■ **Information given**
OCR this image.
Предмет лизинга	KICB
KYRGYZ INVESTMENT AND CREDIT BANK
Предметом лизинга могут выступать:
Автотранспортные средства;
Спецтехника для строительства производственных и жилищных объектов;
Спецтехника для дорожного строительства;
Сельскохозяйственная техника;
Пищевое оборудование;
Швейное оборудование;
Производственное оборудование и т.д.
...
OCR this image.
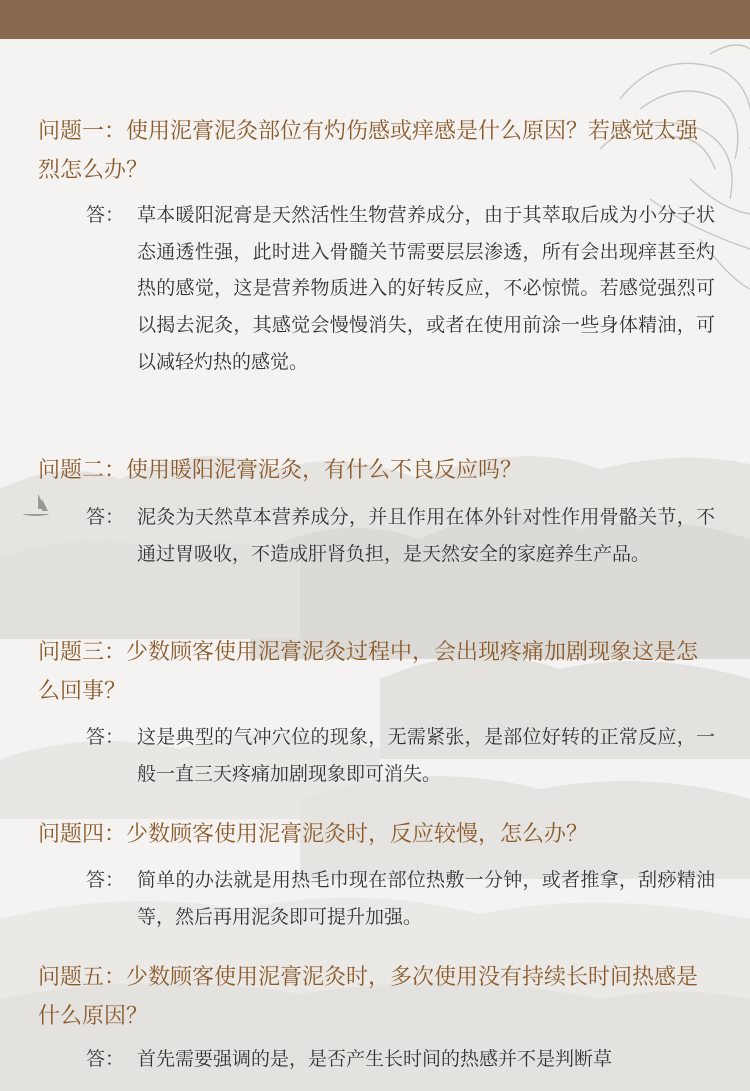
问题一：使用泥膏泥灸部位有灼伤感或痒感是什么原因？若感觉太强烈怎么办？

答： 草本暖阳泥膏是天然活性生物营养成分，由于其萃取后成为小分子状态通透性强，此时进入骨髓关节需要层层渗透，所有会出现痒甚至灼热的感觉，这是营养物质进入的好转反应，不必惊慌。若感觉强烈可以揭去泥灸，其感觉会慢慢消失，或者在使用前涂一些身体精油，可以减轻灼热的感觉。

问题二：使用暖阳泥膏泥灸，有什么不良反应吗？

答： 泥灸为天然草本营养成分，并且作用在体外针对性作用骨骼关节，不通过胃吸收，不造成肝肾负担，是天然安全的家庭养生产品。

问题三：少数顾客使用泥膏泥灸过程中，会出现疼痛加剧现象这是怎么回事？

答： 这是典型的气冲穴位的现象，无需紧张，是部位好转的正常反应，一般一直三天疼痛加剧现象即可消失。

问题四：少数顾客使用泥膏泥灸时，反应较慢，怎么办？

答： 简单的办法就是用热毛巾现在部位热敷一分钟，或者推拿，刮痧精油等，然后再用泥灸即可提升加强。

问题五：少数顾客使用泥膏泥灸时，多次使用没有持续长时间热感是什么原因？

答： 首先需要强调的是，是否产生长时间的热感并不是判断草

■ **Request**
Show all lines from the records above where the word "лизинга" occurs.

■ **Full solution**
Предмет лизинга	KICB
Предметом лизинга могут выступать:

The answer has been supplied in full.